Set task. Find and return each line containing "type".

'''

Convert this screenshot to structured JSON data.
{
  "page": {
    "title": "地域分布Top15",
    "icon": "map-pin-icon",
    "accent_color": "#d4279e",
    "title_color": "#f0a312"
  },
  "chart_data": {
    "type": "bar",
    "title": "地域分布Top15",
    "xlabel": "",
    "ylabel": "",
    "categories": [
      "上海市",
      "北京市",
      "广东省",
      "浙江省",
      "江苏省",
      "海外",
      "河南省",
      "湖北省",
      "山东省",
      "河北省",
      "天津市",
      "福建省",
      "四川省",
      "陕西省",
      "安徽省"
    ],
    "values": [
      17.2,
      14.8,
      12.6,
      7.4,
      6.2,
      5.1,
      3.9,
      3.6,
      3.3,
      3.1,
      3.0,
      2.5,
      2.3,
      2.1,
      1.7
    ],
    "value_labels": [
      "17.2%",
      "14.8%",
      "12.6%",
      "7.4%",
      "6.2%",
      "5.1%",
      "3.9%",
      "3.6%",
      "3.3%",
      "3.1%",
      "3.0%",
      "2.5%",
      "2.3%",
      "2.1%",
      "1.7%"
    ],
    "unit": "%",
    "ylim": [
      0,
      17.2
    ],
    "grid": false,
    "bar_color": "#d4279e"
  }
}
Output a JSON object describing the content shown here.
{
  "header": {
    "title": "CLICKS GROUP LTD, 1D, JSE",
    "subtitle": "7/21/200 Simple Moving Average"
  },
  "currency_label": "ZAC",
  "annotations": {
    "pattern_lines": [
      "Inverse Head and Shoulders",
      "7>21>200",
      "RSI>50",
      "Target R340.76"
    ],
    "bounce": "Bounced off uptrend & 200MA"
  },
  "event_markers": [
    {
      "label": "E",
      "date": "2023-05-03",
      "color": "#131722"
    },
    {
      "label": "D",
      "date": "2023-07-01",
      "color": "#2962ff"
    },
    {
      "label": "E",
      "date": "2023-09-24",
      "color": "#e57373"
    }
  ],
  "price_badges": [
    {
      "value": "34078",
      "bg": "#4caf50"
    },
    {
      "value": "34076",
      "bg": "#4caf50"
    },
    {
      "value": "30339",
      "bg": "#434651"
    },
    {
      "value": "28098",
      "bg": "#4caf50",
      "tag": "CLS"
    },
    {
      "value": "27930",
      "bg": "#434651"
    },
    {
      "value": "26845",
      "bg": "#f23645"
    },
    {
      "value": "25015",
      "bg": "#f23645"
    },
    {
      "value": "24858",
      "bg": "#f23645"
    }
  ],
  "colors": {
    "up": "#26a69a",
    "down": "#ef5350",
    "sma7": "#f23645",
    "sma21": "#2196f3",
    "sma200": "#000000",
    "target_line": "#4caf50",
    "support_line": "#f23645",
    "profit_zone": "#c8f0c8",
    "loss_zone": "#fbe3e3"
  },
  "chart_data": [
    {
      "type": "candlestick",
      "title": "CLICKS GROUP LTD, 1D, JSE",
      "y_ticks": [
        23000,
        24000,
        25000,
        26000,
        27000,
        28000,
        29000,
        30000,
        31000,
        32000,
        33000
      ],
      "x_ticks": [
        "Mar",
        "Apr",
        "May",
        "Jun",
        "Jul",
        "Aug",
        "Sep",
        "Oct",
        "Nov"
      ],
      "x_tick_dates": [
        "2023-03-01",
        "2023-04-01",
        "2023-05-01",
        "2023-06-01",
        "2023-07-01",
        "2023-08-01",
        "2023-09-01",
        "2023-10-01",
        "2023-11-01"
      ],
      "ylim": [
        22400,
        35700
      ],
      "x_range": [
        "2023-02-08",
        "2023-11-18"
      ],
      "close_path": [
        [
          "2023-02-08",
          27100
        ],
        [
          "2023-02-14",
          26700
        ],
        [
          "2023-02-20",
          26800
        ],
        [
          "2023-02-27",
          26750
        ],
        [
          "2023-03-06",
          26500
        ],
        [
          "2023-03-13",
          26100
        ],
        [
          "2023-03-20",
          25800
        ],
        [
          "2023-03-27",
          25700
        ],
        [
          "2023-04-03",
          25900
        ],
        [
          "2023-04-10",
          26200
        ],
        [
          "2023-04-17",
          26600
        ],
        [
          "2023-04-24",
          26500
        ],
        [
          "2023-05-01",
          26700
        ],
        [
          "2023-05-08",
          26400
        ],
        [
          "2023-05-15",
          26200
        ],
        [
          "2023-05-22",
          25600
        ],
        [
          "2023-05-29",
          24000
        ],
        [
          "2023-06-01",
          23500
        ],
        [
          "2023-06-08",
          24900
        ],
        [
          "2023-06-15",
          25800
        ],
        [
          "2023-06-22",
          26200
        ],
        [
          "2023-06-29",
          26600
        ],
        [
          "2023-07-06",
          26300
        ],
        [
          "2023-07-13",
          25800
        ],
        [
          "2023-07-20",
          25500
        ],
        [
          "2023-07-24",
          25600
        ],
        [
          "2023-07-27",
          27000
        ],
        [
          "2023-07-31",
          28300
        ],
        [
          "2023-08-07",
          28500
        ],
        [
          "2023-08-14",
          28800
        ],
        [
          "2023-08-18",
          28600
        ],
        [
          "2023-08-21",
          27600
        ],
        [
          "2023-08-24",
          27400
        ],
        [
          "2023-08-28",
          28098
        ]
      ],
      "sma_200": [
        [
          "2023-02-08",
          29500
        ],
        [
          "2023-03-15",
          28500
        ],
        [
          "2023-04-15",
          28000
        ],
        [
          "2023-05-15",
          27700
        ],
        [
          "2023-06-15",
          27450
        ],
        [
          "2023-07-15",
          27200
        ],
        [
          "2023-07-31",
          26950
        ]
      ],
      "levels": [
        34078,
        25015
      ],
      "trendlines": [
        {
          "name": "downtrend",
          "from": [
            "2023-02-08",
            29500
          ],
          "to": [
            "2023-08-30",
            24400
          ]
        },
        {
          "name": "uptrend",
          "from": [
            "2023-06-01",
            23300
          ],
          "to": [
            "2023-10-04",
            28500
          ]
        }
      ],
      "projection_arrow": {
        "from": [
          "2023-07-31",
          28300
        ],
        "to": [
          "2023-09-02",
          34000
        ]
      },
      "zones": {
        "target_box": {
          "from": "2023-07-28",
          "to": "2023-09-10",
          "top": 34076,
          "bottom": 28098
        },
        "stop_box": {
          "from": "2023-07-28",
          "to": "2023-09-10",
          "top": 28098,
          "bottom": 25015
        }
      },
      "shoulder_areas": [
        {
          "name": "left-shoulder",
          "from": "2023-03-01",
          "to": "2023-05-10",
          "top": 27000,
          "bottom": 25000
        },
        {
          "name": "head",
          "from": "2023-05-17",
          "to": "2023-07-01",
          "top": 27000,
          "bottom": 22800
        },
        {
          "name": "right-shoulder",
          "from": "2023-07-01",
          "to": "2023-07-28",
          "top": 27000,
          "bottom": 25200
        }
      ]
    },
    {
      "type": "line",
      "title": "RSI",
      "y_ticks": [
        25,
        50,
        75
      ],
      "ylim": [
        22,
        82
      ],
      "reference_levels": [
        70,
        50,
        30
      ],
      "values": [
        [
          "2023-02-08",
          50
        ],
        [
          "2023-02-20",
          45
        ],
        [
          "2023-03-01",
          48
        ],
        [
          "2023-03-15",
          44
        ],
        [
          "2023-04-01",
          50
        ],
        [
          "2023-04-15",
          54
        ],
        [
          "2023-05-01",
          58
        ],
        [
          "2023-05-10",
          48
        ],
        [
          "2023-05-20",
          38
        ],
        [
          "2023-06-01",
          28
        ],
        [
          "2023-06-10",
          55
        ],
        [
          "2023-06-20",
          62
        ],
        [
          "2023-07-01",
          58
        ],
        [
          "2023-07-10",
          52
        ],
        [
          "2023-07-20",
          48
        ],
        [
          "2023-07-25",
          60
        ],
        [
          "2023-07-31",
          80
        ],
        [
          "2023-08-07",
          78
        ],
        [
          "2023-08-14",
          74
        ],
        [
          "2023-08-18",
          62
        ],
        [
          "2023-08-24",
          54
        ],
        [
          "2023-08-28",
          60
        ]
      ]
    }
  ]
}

'''

Task solution.
    "type": "bar",
      "type": "candlestick",
      "type": "line",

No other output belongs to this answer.